_Try it_. Omitting the pictures, output all of the records precisely as written.

_Information supplied_.
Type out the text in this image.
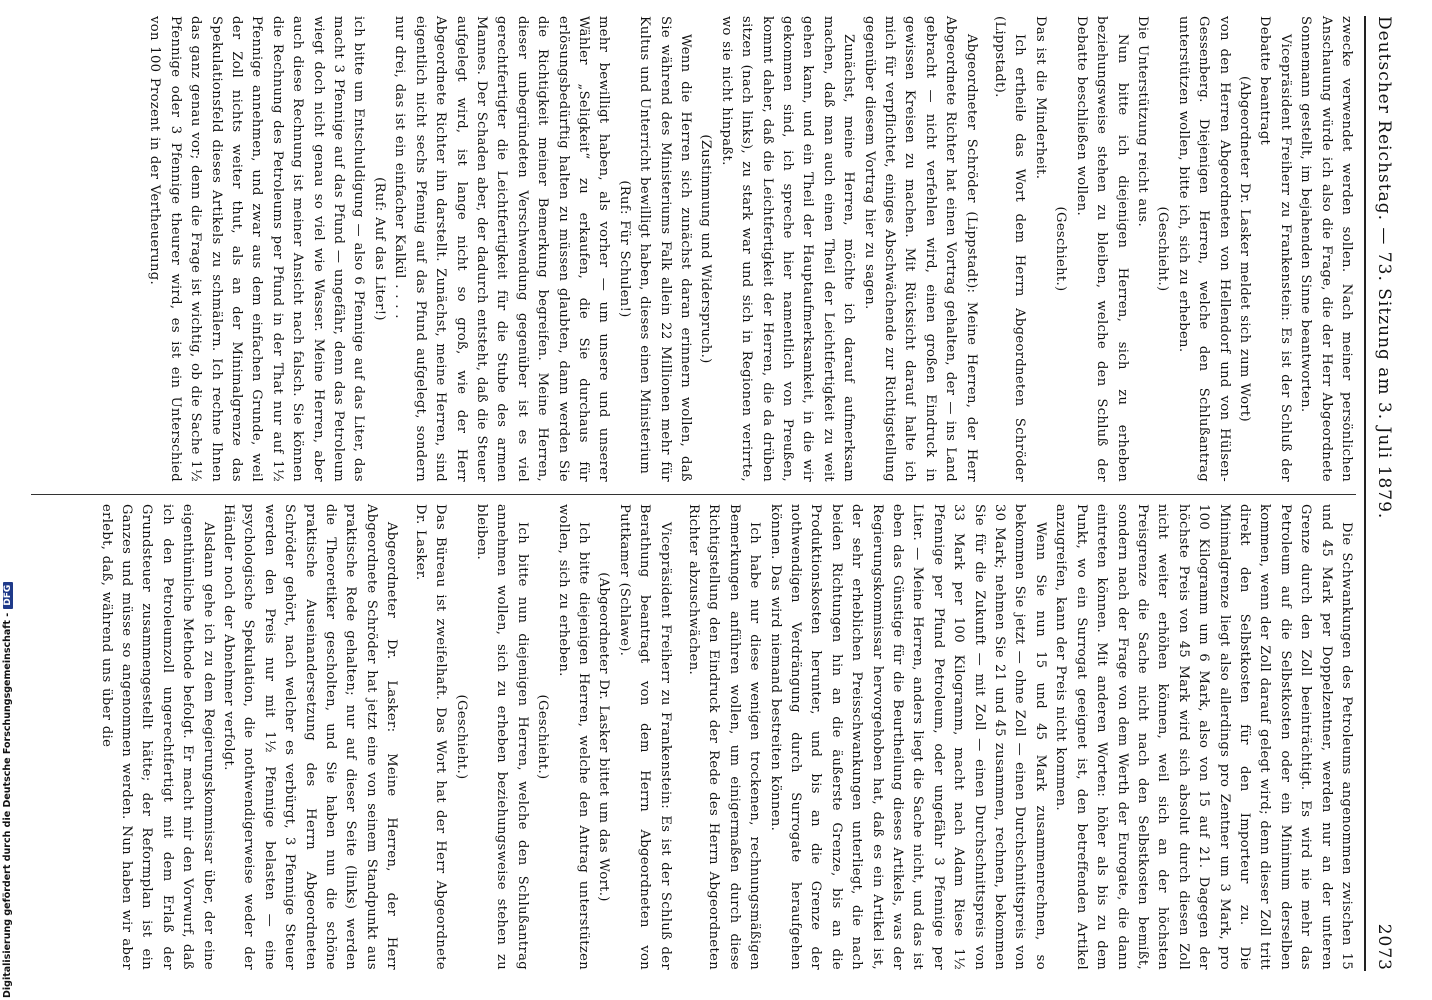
Deutscher Reichstag. — 73. Sitzung am 3. Juli 1879.
2073

zwecke verwendet werden sollen. Nach meiner persönlichen Anschauung würde ich also die Frage, die der Herr Abgeordnete Sonnemann gestellt, im bejahenden Sinne beantworten.

Vicepräsident Freiherr zu Frankenstein: Es ist der Schluß der Debatte beantragt

(Abgeordneter Dr. Lasker meldet sich zum Wort)

von den Herren Abgeordneten von Hellendorf und von Hülsen-Gessenberg. Diejenigen Herren, welche den Schlußantrag unterstützen wollen, bitte ich, sich zu erheben.

(Geschieht.)

Die Unterstützung reicht aus.

Nun bitte ich diejenigen Herren, sich zu erheben beziehungsweise stehen zu bleiben, welche den Schluß der Debatte beschließen wollen.

(Geschieht.)

Das ist die Minderheit.

Ich ertheile das Wort dem Herrn Abgeordneten Schröder (Lippstadt).

Abgeordneter Schröder (Lippstadt): Meine Herren, der Herr Abgeordnete Richter hat einen Vortrag gehalten, der — ins Land gebracht — nicht verfehlen wird, einen großen Eindruck in gewissen Kreisen zu machen. Mit Rücksicht darauf halte ich mich für verpflichtet, einiges Abschwächende zur Richtigstellung gegenüber diesem Vortrag hier zu sagen.

Zunächst, meine Herren, möchte ich darauf aufmerksam machen, daß man auch einen Theil der Leichtfertigkeit zu weit gehen kann, und ein Theil der Hauptaufmerksamkeit, in die wir gekommen sind, ich spreche hier namentlich von Preußen, kommt daher, daß die Leichtfertigkeit der Herren, die da drüben sitzen (nach links), zu stark war und sich in Regionen verirrte, wo sie nicht hinpaßt.

(Zustimmung und Widerspruch.)

Wenn die Herren sich zunächst daran erinnern wollen, daß Sie während des Ministeriums Falk allein 22 Millionen mehr für Kultus und Unterricht bewilligt haben, dieses einen Ministerium

(Ruf: Für Schulen!)

mehr bewilligt haben, als vorher — um unsere und unserer Wähler „Seligkeit“ zu erkaufen, die Sie durchaus für erlösungsbedürftig halten zu müssen glaubten, dann werden Sie die Richtigkeit meiner Bemerkung begreifen. Meine Herren, dieser unbegründeten Verschwendung gegenüber ist es viel gerechtfertigter die Leichtfertigkeit für die Stube des armen Mannes. Der Schaden aber, der dadurch entsteht, daß die Steuer aufgelegt wird, ist lange nicht so groß, wie der Herr Abgeordnete Richter ihn darstellt. Zunächst, meine Herren, sind eigentlich nicht sechs Pfennig auf das Pfund aufgelegt, sondern nur drei, das ist ein einfacher Kalkül . . . .

(Ruf: Auf das Liter!)

ich bitte um Entschuldigung — also 6 Pfennige auf das Liter, das macht 3 Pfennige auf das Pfund — ungefähr, denn das Petroleum wiegt doch nicht genau so viel wie Wasser. Meine Herren, aber auch diese Rechnung ist meiner Ansicht nach falsch. Sie können die Rechnung des Petroleums per Pfund in der That nur auf 1½ Pfennige annehmen, und zwar aus dem einfachen Grunde, weil der Zoll nichts weiter thut, als an der Minimalgrenze das Spekulationsfeld dieses Artikels zu schmälern. Ich rechne Ihnen das ganz genau vor; denn die Frage ist wichtig, ob die Sache 1½ Pfennige oder 3 Pfennige theurer wird, es ist ein Unterschied von 100 Prozent in der Vertheuerung.

Die Schwankungen des Petroleums angenommen zwischen 15 und 45 Mark per Doppelzentner, werden nur an der unteren Grenze durch den Zoll beeinträchtigt. Es wird nie mehr das Petroleum auf die Selbstkosten oder ein Minimum derselben kommen, wenn der Zoll darauf gelegt wird; denn dieser Zoll tritt direkt den Selbstkosten für den Importeur zu. Die Minimalgrenze liegt also allerdings pro Zentner um 3 Mark, pro 100 Kilogramm um 6 Mark, also von 15 auf 21. Dagegen der höchste Preis von 45 Mark wird sich absolut durch diesen Zoll nicht weiter erhöhen können, weil sich an der höchsten Preisgrenze die Sache nicht nach den Selbstkosten bemißt, sondern nach der Frage von dem Werth der Eurogate, die dann eintreten können. Mit anderen Worten: höher als bis zu dem Punkt, wo ein Surrogat geeignet ist, den betreffenden Artikel anzugreifen, kann der Preis nicht kommen.

Wenn Sie nun 15 und 45 Mark zusammenrechnen, so bekommen Sie jetzt — ohne Zoll — einen Durchschnittspreis von 30 Mark; nehmen Sie 21 und 45 zusammen, rechnen, bekommen Sie für die Zukunft — mit Zoll — einen Durchschnittspreis von 33 Mark per 100 Kilogramm, macht nach Adam Riese 1½ Pfennige per Pfund Petroleum, oder ungefähr 3 Pfennige per Liter. — Meine Herren, anders liegt die Sache nicht, und das ist eben das Günstige für die Beurtheilung dieses Artikels, was der Regierungskommissar hervorgehoben hat, daß es ein Artikel ist, der sehr erheblichen Preisschwankungen unterliegt, die nach beiden Richtungen hin an die äußerste Grenze, bis an die Produktionskosten herunter, und bis an die Grenze der nothwendigen Verdrängung durch Surrogate heraufgehen können. Das wird niemand bestreiten können.

Ich habe nur diese wenigen trockenen, rechnungsmäßigen Bemerkungen anführen wollen, um einigermaßen durch diese Richtigstellung den Eindruck der Rede des Herrn Abgeordneten Richter abzuschwächen.

Vicepräsident Freiherr zu Frankenstein: Es ist der Schluß der Berathung beantragt von dem Herrn Abgeordneten von Puttkamer (Schlawe).

(Abgeordneter Dr. Lasker bittet um das Wort.)

Ich bitte diejenigen Herren, welche den Antrag unterstützen wollen, sich zu erheben.

(Geschieht.)

Ich bitte nun diejenigen Herren, welche den Schlußantrag annehmen wollen, sich zu erheben beziehungsweise stehen zu bleiben.

(Geschieht.)

Das Büreau ist zweifelhaft. Das Wort hat der Herr Abgeordnete Dr. Lasker.

Abgeordneter Dr. Lasker: Meine Herren, der Herr Abgeordnete Schröder hat jetzt eine von seinem Standpunkt aus praktische Rede gehalten; nur auf dieser Seite (links) werden die Theoretiker gescholten, und Sie haben nun die schöne praktische Auseinandersetzung des Herrn Abgeordneten Schröder gehört, nach welcher es verbürgt, 3 Pfennige Steuer werden den Preis nur mit 1½ Pfennige belasten — eine psychologische Spekulation, die nothwendigerweise weder der Händler noch der Abnehmer verfolgt.

Alsdann gehe ich zu dem Regierungskommissar über, der eine eigenthümliche Methode befolgt. Er macht mir den Vorwurf, daß ich den Petroleumzoll ungerechtfertigt mit dem Erlaß der Grundsteuer zusammengestellt hätte; der Reformplan ist ein Ganzes und müsse so angenommen werden. Nun haben wir aber erlebt, daß, während uns über die

Digitalisierung gefördert durch die Deutsche Forschungsgemeinschaft -DFG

_Response below_.
Type out the text in this image.
Deutscher Reichstag. — 73. Sitzung am 3. Juli 1879.
2073

zwecke verwendet werden sollen. Nach meiner persönlichen Anschauung würde ich also die Frage, die der Herr Abgeordnete Sonnemann gestellt, im bejahenden Sinne beantworten.

Vicepräsident Freiherr zu Frankenstein: Es ist der Schluß der Debatte beantragt

(Abgeordneter Dr. Lasker meldet sich zum Wort)

von den Herren Abgeordneten von Hellendorf und von Hülsen-Gessenberg. Diejenigen Herren, welche den Schlußantrag unterstützen wollen, bitte ich, sich zu erheben.

(Geschieht.)

Die Unterstützung reicht aus.

Nun bitte ich diejenigen Herren, sich zu erheben beziehungsweise stehen zu bleiben, welche den Schluß der Debatte beschließen wollen.

(Geschieht.)

Das ist die Minderheit.

Ich ertheile das Wort dem Herrn Abgeordneten Schröder (Lippstadt).

Abgeordneter Schröder (Lippstadt): Meine Herren, der Herr Abgeordnete Richter hat einen Vortrag gehalten, der — ins Land gebracht — nicht verfehlen wird, einen großen Eindruck in gewissen Kreisen zu machen. Mit Rücksicht darauf halte ich mich für verpflichtet, einiges Abschwächende zur Richtigstellung gegenüber diesem Vortrag hier zu sagen.

Zunächst, meine Herren, möchte ich darauf aufmerksam machen, daß man auch einen Theil der Leichtfertigkeit zu weit gehen kann, und ein Theil der Hauptaufmerksamkeit, in die wir gekommen sind, ich spreche hier namentlich von Preußen, kommt daher, daß die Leichtfertigkeit der Herren, die da drüben sitzen (nach links), zu stark war und sich in Regionen verirrte, wo sie nicht hinpaßt.

(Zustimmung und Widerspruch.)

Wenn die Herren sich zunächst daran erinnern wollen, daß Sie während des Ministeriums Falk allein 22 Millionen mehr für Kultus und Unterricht bewilligt haben, dieses einen Ministerium

(Ruf: Für Schulen!)

mehr bewilligt haben, als vorher — um unsere und unserer Wähler „Seligkeit“ zu erkaufen, die Sie durchaus für erlösungsbedürftig halten zu müssen glaubten, dann werden Sie die Richtigkeit meiner Bemerkung begreifen. Meine Herren, dieser unbegründeten Verschwendung gegenüber ist es viel gerechtfertigter die Leichtfertigkeit für die Stube des armen Mannes. Der Schaden aber, der dadurch entsteht, daß die Steuer aufgelegt wird, ist lange nicht so groß, wie der Herr Abgeordnete Richter ihn darstellt. Zunächst, meine Herren, sind eigentlich nicht sechs Pfennig auf das Pfund aufgelegt, sondern nur drei, das ist ein einfacher Kalkül . . . .

(Ruf: Auf das Liter!)

ich bitte um Entschuldigung — also 6 Pfennige auf das Liter, das macht 3 Pfennige auf das Pfund — ungefähr, denn das Petroleum wiegt doch nicht genau so viel wie Wasser. Meine Herren, aber auch diese Rechnung ist meiner Ansicht nach falsch. Sie können die Rechnung des Petroleums per Pfund in der That nur auf 1½ Pfennige annehmen, und zwar aus dem einfachen Grunde, weil der Zoll nichts weiter thut, als an der Minimalgrenze das Spekulationsfeld dieses Artikels zu schmälern. Ich rechne Ihnen das ganz genau vor; denn die Frage ist wichtig, ob die Sache 1½ Pfennige oder 3 Pfennige theurer wird, es ist ein Unterschied von 100 Prozent in der Vertheuerung.

Die Schwankungen des Petroleums angenommen zwischen 15 und 45 Mark per Doppelzentner, werden nur an der unteren Grenze durch den Zoll beeinträchtigt. Es wird nie mehr das Petroleum auf die Selbstkosten oder ein Minimum derselben kommen, wenn der Zoll darauf gelegt wird; denn dieser Zoll tritt direkt den Selbstkosten für den Importeur zu. Die Minimalgrenze liegt also allerdings pro Zentner um 3 Mark, pro 100 Kilogramm um 6 Mark, also von 15 auf 21. Dagegen der höchste Preis von 45 Mark wird sich absolut durch diesen Zoll nicht weiter erhöhen können, weil sich an der höchsten Preisgrenze die Sache nicht nach den Selbstkosten bemißt, sondern nach der Frage von dem Werth der Eurogate, die dann eintreten können. Mit anderen Worten: höher als bis zu dem Punkt, wo ein Surrogat geeignet ist, den betreffenden Artikel anzugreifen, kann der Preis nicht kommen.

Wenn Sie nun 15 und 45 Mark zusammenrechnen, so bekommen Sie jetzt — ohne Zoll — einen Durchschnittspreis von 30 Mark; nehmen Sie 21 und 45 zusammen, rechnen, bekommen Sie für die Zukunft — mit Zoll — einen Durchschnittspreis von 33 Mark per 100 Kilogramm, macht nach Adam Riese 1½ Pfennige per Pfund Petroleum, oder ungefähr 3 Pfennige per Liter. — Meine Herren, anders liegt die Sache nicht, und das ist eben das Günstige für die Beurtheilung dieses Artikels, was der Regierungskommissar hervorgehoben hat, daß es ein Artikel ist, der sehr erheblichen Preisschwankungen unterliegt, die nach beiden Richtungen hin an die äußerste Grenze, bis an die Produktionskosten herunter, und bis an die Grenze der nothwendigen Verdrängung durch Surrogate heraufgehen können. Das wird niemand bestreiten können.

Ich habe nur diese wenigen trockenen, rechnungsmäßigen Bemerkungen anführen wollen, um einigermaßen durch diese Richtigstellung den Eindruck der Rede des Herrn Abgeordneten Richter abzuschwächen.

Vicepräsident Freiherr zu Frankenstein: Es ist der Schluß der Berathung beantragt von dem Herrn Abgeordneten von Puttkamer (Schlawe).

(Abgeordneter Dr. Lasker bittet um das Wort.)

Ich bitte diejenigen Herren, welche den Antrag unterstützen wollen, sich zu erheben.

(Geschieht.)

Ich bitte nun diejenigen Herren, welche den Schlußantrag annehmen wollen, sich zu erheben beziehungsweise stehen zu bleiben.

(Geschieht.)

Das Büreau ist zweifelhaft. Das Wort hat der Herr Abgeordnete Dr. Lasker.

Abgeordneter Dr. Lasker: Meine Herren, der Herr Abgeordnete Schröder hat jetzt eine von seinem Standpunkt aus praktische Rede gehalten; nur auf dieser Seite (links) werden die Theoretiker gescholten, und Sie haben nun die schöne praktische Auseinandersetzung des Herrn Abgeordneten Schröder gehört, nach welcher es verbürgt, 3 Pfennige Steuer werden den Preis nur mit 1½ Pfennige belasten — eine psychologische Spekulation, die nothwendigerweise weder der Händler noch der Abnehmer verfolgt.

Alsdann gehe ich zu dem Regierungskommissar über, der eine eigenthümliche Methode befolgt. Er macht mir den Vorwurf, daß ich den Petroleumzoll ungerechtfertigt mit dem Erlaß der Grundsteuer zusammengestellt hätte; der Reformplan ist ein Ganzes und müsse so angenommen werden. Nun haben wir aber erlebt, daß, während uns über die

Digitalisierung gefördert durch die Deutsche Forschungsgemeinschaft -DFG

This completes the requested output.